#### [Source extract]
Certain days of the year are always popular for weddings. Nothing can beat the romance of a Valentine's Day nuptials or the fun of a New Year's Eve ceremony. But this year, couples have a once-in-alifetime opportunity to tie the knot on a unique day-July 7, 2007, or 7/7/7.

Whether brides and grooms are choosing the date for luck or the ease of remembering their anniversary, July 7, which happens to be a Saturday, is turning out to be one of the most popular days this year to get married, according to local event planners and wedding vendors.

"We've had so many inquiries for that day," said Ilene McHone, owner of Carmelbased Classic Cakes. "For a while, we were wondering why everybody was calling for that date."

McHone braces for a June rush every year, then normally takes a vacation in early July with her husband to celebrate their own wedding anniversary. This year, she said, "we may have to change our vacation plans."

So far, no one ordering a cake for a July 7 wedding has requested a "lucky sevens" theme, but McHone has heard a few jokes about grooms being able to remember their anniversary.

Cakes, photographers and florists may be more difficult to come by for anyone still in the planning stages of a 7/7/07 wedding.

#### [Information provided]
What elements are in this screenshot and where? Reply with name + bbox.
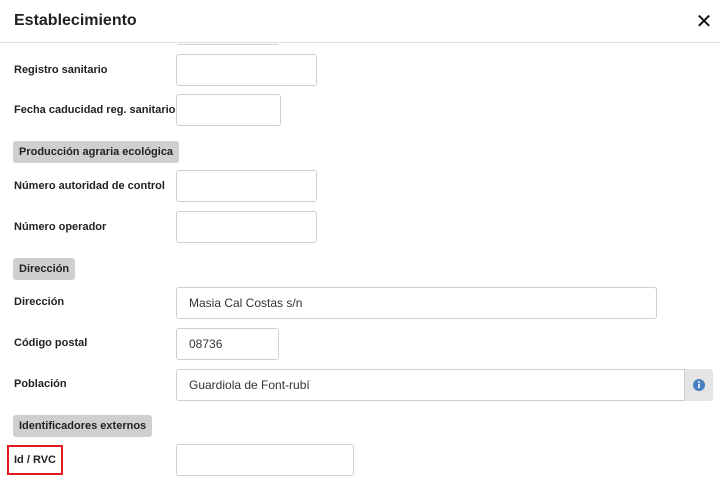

#### [Written exercise]
From the article on 7/7/07 weddings, copy out the stretch from "Whether brides and" through "and wedding vendors.".

#### [Answer for this exercise]
Whether brides and grooms are choosing the date for luck or the ease of remembering their anniversary, July 7, which happens to be a Saturday, is turning out to be one of the most popular days this year to get married, according to local event planners and wedding vendors.